--- START OF ENTRIES ---
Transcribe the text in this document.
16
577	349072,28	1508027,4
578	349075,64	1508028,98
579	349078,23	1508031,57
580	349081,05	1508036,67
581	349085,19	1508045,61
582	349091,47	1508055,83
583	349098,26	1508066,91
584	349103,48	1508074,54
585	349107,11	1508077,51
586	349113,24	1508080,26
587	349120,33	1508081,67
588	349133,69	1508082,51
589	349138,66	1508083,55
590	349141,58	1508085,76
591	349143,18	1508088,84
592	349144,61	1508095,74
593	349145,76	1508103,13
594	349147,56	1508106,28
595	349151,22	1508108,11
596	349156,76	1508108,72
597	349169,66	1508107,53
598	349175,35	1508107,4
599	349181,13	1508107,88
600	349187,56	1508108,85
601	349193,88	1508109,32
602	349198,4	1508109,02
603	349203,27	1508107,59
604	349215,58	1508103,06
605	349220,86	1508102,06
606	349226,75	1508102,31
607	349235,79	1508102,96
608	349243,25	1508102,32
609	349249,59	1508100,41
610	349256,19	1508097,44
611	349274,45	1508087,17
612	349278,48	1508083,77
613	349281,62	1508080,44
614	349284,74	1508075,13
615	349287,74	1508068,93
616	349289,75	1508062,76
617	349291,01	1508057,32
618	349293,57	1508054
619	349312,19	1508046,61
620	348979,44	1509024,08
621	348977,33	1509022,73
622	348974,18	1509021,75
--- END OF ENTRIES ---
#### [PROBLEM DESCRIPTION]
Transcribe the whole listing exactly.

#### [TASK SOLUTION]
Transcribe the text in this document.
16
577	349072,28	1508027,4
578	349075,64	1508028,98
579	349078,23	1508031,57
580	349081,05	1508036,67
581	349085,19	1508045,61
582	349091,47	1508055,83
583	349098,26	1508066,91
584	349103,48	1508074,54
585	349107,11	1508077,51
586	349113,24	1508080,26
587	349120,33	1508081,67
588	349133,69	1508082,51
589	349138,66	1508083,55
590	349141,58	1508085,76
591	349143,18	1508088,84
592	349144,61	1508095,74
593	349145,76	1508103,13
594	349147,56	1508106,28
595	349151,22	1508108,11
596	349156,76	1508108,72
597	349169,66	1508107,53
598	349175,35	1508107,4
599	349181,13	1508107,88
600	349187,56	1508108,85
601	349193,88	1508109,32
602	349198,4	1508109,02
603	349203,27	1508107,59
604	349215,58	1508103,06
605	349220,86	1508102,06
606	349226,75	1508102,31
607	349235,79	1508102,96
608	349243,25	1508102,32
609	349249,59	1508100,41
610	349256,19	1508097,44
611	349274,45	1508087,17
612	349278,48	1508083,77
613	349281,62	1508080,44
614	349284,74	1508075,13
615	349287,74	1508068,93
616	349289,75	1508062,76
617	349291,01	1508057,32
618	349293,57	1508054
619	349312,19	1508046,61
620	348979,44	1509024,08
621	348977,33	1509022,73
622	348974,18	1509021,75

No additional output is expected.